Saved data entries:
※

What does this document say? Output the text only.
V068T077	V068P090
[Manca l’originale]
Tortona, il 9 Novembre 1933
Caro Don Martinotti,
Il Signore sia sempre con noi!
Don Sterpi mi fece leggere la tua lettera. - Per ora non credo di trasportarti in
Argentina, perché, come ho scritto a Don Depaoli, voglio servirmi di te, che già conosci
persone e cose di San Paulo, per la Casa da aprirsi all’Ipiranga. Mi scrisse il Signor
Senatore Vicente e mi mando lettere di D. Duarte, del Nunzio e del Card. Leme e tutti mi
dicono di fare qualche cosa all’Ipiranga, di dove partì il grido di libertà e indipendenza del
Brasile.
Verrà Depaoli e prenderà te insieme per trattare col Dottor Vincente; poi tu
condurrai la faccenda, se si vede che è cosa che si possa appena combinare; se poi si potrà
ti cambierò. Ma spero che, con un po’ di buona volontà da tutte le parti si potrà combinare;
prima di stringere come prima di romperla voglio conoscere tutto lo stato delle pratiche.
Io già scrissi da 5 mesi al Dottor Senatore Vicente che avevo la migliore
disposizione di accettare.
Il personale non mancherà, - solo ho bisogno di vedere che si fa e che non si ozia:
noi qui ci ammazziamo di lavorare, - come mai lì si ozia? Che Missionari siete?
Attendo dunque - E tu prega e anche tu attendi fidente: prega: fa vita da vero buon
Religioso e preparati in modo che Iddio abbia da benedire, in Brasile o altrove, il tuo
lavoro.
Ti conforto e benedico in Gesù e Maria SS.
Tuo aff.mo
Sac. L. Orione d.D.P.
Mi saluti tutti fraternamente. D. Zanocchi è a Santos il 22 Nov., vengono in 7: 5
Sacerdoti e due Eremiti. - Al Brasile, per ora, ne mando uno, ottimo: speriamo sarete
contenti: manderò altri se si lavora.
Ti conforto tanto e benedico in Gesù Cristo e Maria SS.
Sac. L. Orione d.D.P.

※

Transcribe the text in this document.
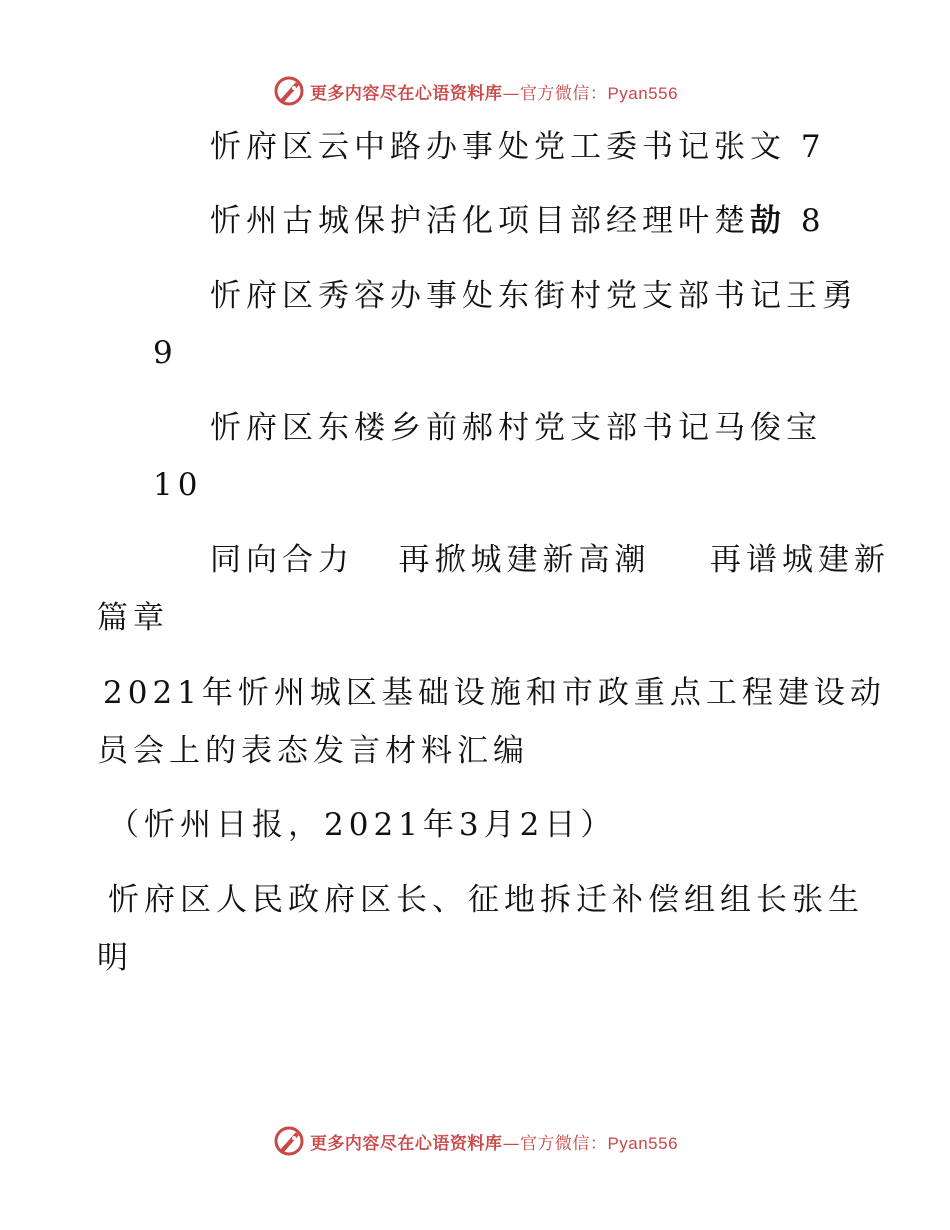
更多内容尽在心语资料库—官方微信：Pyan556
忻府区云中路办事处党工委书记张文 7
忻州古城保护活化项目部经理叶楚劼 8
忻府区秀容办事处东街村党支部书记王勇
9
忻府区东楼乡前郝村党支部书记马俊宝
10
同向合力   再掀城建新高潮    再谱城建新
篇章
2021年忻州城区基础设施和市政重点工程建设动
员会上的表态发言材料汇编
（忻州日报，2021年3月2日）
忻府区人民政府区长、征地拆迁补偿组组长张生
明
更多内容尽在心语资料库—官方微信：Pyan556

※

Find the word "document" in the data and copy out each line where it turns up.

What does this document say? Output the text only.
Transcribe the text in this document.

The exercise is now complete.